# [EXERCISE DIRECTIONS]
Copy, in full, each line of the material that holds the word "divider".

# [TASK INPUT]
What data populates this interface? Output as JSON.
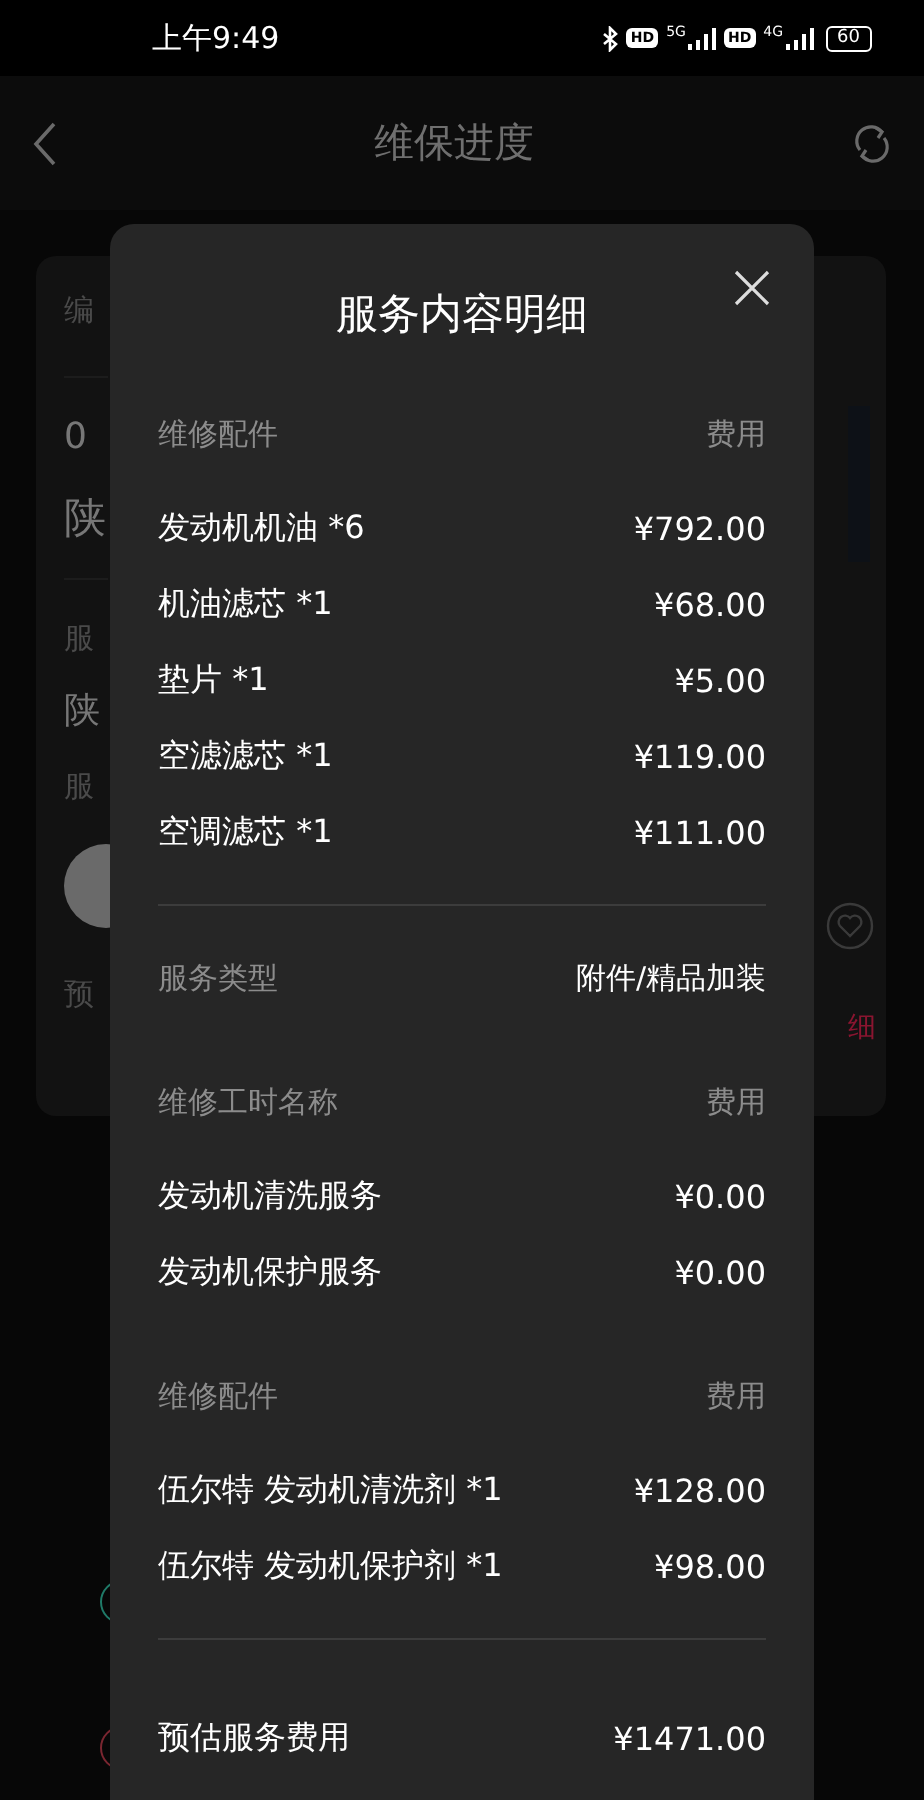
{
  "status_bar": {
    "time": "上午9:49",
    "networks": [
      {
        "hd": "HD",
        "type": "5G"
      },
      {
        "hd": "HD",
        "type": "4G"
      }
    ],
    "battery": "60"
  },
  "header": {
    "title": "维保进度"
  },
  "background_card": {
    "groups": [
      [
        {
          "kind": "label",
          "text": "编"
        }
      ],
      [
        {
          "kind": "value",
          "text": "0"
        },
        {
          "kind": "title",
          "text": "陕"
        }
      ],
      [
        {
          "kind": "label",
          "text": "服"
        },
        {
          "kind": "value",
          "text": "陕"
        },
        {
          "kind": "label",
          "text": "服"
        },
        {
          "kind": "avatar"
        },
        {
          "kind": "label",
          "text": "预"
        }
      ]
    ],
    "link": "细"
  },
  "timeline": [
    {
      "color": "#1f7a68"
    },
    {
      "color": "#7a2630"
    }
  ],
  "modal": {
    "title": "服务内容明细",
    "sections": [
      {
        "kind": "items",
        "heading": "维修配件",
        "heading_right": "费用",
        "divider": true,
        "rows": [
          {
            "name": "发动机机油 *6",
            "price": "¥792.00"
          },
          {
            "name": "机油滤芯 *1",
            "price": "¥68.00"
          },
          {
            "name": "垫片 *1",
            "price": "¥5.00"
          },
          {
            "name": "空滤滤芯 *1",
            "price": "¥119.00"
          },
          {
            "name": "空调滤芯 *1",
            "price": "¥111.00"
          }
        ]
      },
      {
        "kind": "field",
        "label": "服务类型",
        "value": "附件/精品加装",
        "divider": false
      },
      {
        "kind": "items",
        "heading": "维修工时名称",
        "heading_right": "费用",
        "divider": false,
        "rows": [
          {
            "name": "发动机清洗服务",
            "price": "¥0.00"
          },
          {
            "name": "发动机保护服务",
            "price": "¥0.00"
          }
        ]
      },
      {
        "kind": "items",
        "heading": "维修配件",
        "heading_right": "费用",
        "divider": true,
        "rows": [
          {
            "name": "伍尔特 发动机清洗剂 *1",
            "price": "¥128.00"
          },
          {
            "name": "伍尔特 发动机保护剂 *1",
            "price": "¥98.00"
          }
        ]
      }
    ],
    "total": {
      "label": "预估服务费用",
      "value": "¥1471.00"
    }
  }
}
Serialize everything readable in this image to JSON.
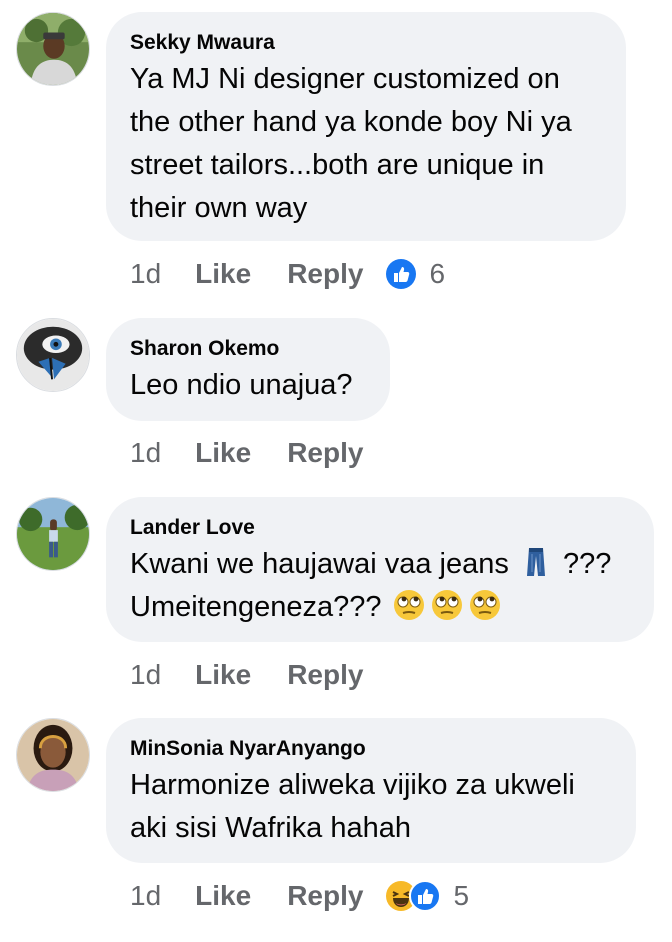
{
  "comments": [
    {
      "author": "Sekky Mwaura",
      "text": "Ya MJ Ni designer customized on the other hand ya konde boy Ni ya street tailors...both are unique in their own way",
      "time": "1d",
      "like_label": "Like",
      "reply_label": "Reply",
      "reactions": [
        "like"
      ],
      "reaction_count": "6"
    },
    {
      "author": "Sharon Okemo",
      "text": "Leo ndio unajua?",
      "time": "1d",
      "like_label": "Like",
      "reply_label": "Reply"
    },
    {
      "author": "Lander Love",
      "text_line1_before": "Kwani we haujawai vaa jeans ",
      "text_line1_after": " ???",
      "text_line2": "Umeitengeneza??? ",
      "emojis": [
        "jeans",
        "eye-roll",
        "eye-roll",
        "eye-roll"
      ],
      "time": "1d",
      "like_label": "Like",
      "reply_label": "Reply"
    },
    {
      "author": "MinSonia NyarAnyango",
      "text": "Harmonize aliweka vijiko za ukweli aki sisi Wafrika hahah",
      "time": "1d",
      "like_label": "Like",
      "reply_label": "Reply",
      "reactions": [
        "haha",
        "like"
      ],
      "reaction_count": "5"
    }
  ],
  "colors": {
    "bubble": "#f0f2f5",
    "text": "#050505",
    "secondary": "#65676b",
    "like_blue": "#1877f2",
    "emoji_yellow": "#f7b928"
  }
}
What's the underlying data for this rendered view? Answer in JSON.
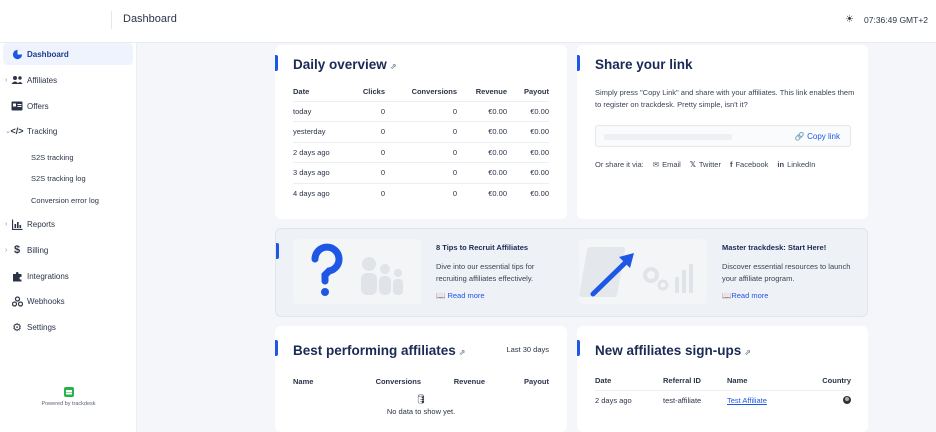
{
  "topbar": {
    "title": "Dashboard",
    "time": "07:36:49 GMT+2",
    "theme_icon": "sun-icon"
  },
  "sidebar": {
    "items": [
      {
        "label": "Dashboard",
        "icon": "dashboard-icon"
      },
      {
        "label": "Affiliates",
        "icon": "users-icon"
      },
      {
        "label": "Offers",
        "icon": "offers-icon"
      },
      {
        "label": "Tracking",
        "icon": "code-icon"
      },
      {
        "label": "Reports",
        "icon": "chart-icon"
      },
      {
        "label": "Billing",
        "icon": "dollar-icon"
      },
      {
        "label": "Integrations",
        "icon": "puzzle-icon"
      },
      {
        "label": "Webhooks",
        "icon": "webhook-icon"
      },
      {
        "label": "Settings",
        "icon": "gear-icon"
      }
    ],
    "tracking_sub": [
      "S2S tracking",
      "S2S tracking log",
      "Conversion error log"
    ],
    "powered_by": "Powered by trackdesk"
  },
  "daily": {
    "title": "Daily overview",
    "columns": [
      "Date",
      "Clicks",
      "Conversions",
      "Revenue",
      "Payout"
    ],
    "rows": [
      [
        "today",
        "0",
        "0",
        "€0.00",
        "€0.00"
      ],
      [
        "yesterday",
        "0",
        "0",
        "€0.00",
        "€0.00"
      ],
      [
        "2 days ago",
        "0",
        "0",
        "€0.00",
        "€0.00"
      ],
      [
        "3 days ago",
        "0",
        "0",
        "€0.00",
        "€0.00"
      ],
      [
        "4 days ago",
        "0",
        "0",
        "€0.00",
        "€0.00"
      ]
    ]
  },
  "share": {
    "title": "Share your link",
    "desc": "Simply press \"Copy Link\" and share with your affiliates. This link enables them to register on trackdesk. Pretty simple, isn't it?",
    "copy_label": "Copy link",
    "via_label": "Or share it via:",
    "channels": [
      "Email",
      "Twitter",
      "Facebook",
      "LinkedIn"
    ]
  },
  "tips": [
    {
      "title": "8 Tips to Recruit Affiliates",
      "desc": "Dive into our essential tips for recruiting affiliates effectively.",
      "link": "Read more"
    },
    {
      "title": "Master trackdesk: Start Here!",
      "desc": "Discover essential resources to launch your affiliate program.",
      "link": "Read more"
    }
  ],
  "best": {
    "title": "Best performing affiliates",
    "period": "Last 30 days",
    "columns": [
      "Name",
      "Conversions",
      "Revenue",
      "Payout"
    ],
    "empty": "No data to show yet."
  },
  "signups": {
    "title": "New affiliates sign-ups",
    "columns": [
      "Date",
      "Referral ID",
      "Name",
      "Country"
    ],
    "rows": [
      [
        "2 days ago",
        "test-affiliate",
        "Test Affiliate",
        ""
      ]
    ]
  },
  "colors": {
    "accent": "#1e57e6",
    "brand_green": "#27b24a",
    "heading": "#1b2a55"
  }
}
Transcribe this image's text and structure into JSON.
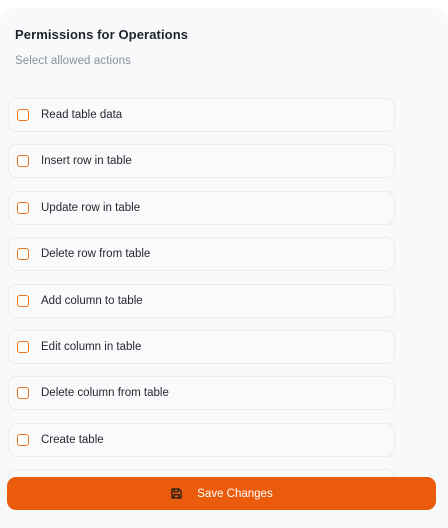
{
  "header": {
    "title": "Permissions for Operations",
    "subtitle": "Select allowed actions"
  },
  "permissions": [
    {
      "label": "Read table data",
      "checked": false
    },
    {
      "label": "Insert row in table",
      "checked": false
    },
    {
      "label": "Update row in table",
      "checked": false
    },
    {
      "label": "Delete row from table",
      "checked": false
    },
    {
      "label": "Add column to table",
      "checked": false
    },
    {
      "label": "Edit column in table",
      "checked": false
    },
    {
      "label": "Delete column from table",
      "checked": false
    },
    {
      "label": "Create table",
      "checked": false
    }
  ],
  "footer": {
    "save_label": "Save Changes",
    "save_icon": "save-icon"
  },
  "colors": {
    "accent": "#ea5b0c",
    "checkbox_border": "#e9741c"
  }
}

# [RESPONSE]
        "divider": true,
        "divider": false
        "divider": false,
        "divider": true,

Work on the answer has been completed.